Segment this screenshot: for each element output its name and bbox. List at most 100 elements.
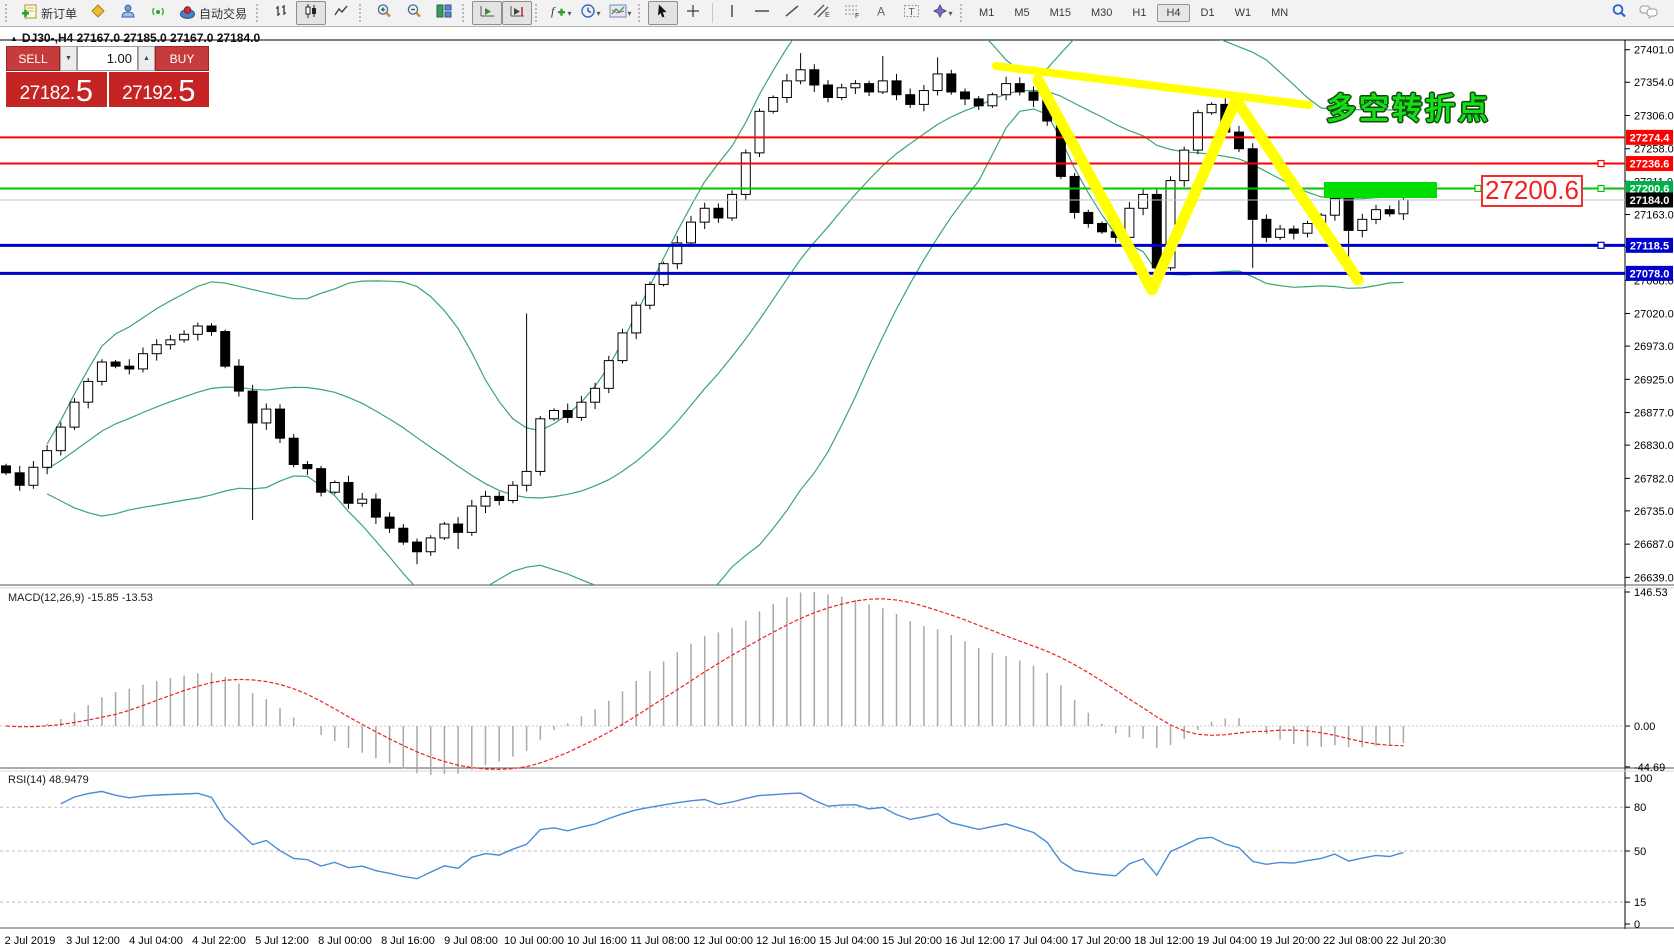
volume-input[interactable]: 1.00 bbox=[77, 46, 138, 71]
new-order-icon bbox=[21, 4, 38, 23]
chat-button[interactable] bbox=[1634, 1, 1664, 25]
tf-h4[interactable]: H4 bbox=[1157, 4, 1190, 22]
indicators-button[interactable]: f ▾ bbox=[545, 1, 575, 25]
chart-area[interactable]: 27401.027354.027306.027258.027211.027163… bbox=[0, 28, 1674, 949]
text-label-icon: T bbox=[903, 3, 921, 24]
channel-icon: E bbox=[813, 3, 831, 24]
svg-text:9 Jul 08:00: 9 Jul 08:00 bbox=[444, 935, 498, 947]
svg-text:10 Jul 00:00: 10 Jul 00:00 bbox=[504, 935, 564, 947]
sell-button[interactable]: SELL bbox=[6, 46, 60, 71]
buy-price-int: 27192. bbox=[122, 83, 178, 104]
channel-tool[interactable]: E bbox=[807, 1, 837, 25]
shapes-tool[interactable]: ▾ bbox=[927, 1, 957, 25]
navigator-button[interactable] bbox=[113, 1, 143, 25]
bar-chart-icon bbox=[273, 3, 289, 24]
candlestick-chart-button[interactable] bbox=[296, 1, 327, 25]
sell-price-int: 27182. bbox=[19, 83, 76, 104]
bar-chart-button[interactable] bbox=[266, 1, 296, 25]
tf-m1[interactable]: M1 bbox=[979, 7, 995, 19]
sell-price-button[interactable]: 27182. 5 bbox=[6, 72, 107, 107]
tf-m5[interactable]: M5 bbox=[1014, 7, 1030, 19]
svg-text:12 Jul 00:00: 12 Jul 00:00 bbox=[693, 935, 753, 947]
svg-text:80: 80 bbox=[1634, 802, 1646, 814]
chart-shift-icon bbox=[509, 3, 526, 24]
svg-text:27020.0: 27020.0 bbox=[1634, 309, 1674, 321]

* * * * * * *

- Description of the task: Could you copy out every row above unchanged, in the same order, leaving out the picture?

- Solution for this exercise:
Segment this screenshot: for each element output its name and bbox. List at most 100 elements.
volume-input[interactable]: 1.00 bbox=[77, 46, 138, 71]
new-order-icon bbox=[21, 4, 38, 23]
chat-button[interactable] bbox=[1634, 1, 1664, 25]
tf-h4[interactable]: H4 bbox=[1157, 4, 1190, 22]
indicators-button[interactable]: f ▾ bbox=[545, 1, 575, 25]
chart-area[interactable]: 27401.027354.027306.027258.027211.027163… bbox=[0, 28, 1674, 949]
text-label-icon: T bbox=[903, 3, 921, 24]
channel-icon: E bbox=[813, 3, 831, 24]
svg-text:9 Jul 08:00: 9 Jul 08:00 bbox=[444, 935, 498, 947]
svg-text:10 Jul 00:00: 10 Jul 00:00 bbox=[504, 935, 564, 947]
sell-button[interactable]: SELL bbox=[6, 46, 60, 71]
buy-price-int: 27192. bbox=[122, 83, 178, 104]
channel-tool[interactable]: E bbox=[807, 1, 837, 25]
shapes-tool[interactable]: ▾ bbox=[927, 1, 957, 25]
navigator-button[interactable] bbox=[113, 1, 143, 25]
bar-chart-icon bbox=[273, 3, 289, 24]
candlestick-chart-button[interactable] bbox=[296, 1, 327, 25]
sell-price-int: 27182. bbox=[19, 83, 76, 104]
bar-chart-button[interactable] bbox=[266, 1, 296, 25]
tf-m1[interactable]: M1 bbox=[979, 7, 995, 19]
sell-price-button[interactable]: 27182. 5 bbox=[6, 72, 107, 107]
tf-m5[interactable]: M5 bbox=[1014, 7, 1030, 19]
svg-text:12 Jul 00:00: 12 Jul 00:00 bbox=[693, 935, 753, 947]
svg-text:80: 80 bbox=[1634, 802, 1646, 814]
chart-shift-icon bbox=[509, 3, 526, 24]
svg-text:27020.0: 27020.0 bbox=[1634, 309, 1674, 321]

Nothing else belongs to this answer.